*Dataset records*:
↓

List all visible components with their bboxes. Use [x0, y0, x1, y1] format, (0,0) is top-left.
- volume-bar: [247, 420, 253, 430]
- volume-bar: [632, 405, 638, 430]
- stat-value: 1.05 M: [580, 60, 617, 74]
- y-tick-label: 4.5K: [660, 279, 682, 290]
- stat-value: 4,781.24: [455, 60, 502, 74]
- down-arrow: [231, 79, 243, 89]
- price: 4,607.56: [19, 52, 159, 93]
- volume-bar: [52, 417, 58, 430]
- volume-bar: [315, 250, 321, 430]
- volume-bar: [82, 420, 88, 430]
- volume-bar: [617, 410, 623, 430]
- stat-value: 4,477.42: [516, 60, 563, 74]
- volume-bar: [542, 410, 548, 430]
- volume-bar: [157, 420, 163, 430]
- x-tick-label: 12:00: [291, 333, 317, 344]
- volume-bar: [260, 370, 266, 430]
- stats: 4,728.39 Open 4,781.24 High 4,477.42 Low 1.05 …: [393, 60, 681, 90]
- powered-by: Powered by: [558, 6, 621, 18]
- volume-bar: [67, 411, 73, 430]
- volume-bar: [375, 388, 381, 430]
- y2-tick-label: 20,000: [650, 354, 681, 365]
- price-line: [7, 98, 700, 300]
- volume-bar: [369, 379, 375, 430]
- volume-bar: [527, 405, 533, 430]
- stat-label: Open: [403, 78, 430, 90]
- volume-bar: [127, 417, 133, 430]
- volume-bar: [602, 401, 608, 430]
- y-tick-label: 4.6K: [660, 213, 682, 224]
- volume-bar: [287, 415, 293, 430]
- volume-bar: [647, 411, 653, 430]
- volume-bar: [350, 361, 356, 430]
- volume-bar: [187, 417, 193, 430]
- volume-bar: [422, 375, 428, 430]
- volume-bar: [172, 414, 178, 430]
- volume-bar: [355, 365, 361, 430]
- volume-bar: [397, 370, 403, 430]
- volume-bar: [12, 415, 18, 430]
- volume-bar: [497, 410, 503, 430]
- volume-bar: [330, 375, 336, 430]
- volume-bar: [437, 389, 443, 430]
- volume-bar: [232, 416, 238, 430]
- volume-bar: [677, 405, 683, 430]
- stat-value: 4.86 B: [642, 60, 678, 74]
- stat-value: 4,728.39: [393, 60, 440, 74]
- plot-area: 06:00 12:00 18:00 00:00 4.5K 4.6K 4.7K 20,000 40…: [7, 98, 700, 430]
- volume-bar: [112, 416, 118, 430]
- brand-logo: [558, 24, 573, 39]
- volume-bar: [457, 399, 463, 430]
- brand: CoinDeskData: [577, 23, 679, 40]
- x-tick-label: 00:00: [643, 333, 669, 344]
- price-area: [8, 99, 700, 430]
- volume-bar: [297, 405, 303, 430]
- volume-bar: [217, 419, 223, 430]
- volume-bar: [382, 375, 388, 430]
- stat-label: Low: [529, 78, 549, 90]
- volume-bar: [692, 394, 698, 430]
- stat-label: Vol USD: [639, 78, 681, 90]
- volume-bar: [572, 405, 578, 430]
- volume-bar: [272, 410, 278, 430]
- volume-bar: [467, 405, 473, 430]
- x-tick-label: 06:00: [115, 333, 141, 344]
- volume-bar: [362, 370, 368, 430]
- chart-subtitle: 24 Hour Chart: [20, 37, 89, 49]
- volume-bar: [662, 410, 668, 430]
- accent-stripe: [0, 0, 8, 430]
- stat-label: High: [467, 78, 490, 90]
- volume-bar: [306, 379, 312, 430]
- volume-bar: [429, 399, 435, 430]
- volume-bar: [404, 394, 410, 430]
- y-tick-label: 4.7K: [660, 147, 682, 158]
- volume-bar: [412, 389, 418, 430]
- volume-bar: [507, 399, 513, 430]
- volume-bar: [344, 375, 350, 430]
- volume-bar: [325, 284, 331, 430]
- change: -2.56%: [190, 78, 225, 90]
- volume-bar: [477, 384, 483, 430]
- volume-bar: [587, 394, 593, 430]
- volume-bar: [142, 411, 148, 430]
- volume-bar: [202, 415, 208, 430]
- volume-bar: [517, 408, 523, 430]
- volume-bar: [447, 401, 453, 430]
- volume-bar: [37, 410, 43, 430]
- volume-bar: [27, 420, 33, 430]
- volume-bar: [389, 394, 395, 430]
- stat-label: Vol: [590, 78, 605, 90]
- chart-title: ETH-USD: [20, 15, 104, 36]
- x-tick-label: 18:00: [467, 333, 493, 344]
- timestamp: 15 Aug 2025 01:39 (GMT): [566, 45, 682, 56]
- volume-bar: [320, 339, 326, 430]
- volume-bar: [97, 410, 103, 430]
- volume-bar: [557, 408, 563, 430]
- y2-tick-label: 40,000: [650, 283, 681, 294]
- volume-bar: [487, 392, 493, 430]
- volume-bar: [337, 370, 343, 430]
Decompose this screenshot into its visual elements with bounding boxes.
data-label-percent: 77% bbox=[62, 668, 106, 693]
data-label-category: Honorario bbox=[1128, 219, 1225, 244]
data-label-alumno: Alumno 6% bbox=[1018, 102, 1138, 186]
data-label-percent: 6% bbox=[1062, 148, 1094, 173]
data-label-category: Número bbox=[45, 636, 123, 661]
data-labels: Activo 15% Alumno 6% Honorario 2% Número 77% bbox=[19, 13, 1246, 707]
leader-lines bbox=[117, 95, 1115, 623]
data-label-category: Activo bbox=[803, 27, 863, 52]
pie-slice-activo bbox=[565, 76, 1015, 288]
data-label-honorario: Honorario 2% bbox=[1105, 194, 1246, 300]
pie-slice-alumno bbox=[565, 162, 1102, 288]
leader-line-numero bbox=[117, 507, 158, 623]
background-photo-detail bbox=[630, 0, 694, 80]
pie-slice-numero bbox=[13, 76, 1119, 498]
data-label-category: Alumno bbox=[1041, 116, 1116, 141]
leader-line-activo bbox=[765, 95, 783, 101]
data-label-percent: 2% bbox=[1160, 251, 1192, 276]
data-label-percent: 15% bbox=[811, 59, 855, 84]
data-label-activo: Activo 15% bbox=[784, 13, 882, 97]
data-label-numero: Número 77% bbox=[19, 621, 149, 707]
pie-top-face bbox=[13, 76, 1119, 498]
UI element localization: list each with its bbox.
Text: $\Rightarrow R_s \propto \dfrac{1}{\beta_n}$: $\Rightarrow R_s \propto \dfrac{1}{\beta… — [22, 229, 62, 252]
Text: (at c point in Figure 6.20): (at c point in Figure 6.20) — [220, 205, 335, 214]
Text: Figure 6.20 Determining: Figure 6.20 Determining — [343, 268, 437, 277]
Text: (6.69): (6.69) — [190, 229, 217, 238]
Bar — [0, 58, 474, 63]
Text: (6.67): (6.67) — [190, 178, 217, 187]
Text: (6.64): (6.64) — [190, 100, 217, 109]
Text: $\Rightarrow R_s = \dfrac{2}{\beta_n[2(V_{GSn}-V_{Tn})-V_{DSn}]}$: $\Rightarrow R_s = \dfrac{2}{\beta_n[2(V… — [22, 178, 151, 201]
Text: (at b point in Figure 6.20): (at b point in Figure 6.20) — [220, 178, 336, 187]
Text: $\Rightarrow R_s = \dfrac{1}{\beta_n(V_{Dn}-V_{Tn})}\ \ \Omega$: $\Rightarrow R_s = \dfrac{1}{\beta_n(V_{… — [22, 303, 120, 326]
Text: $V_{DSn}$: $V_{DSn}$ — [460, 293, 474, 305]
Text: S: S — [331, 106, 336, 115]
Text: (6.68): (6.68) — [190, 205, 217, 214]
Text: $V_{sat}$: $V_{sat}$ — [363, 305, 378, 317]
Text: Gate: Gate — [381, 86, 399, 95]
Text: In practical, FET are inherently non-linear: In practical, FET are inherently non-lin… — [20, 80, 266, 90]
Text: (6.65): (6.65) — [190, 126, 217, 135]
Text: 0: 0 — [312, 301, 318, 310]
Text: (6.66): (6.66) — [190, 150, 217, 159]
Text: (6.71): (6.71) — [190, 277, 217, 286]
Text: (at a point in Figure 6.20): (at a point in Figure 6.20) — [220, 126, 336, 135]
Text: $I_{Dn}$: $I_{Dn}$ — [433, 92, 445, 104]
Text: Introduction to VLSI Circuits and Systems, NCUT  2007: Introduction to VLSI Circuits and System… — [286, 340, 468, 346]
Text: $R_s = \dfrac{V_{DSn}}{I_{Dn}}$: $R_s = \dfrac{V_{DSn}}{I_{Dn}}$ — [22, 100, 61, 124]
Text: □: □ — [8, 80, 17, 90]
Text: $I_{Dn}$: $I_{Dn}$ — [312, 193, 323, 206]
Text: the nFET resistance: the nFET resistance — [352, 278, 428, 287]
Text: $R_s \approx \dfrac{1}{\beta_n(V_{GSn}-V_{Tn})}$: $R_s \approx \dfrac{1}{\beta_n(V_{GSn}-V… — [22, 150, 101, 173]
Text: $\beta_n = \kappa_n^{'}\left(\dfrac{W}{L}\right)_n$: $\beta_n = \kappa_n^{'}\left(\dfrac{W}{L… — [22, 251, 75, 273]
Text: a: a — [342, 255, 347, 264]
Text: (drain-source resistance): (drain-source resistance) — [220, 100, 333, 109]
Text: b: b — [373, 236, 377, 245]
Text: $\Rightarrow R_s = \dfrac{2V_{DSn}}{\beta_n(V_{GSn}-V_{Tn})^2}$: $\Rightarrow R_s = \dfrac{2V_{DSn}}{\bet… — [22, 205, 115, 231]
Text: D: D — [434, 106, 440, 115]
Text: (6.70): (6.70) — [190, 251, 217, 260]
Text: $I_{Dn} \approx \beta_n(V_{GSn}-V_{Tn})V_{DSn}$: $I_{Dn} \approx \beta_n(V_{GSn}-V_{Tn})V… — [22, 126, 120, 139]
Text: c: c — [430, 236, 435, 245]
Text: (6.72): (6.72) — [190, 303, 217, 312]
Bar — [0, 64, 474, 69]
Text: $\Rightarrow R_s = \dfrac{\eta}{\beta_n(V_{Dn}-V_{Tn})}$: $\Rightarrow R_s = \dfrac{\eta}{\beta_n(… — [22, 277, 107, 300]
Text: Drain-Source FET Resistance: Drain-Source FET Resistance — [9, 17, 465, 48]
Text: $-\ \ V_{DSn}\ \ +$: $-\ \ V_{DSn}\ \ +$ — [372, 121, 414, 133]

↑

*Task to carry out*: Pick out each line of the data above that contains the string "Número", and copy those lines in full.

*Right answer*:
data-label-category: Número bbox=[45, 636, 123, 661]
data-labels: Activo 15% Alumno 6% Honorario 2% Número 77% bbox=[19, 13, 1246, 707]
data-label-numero: Número 77% bbox=[19, 621, 149, 707]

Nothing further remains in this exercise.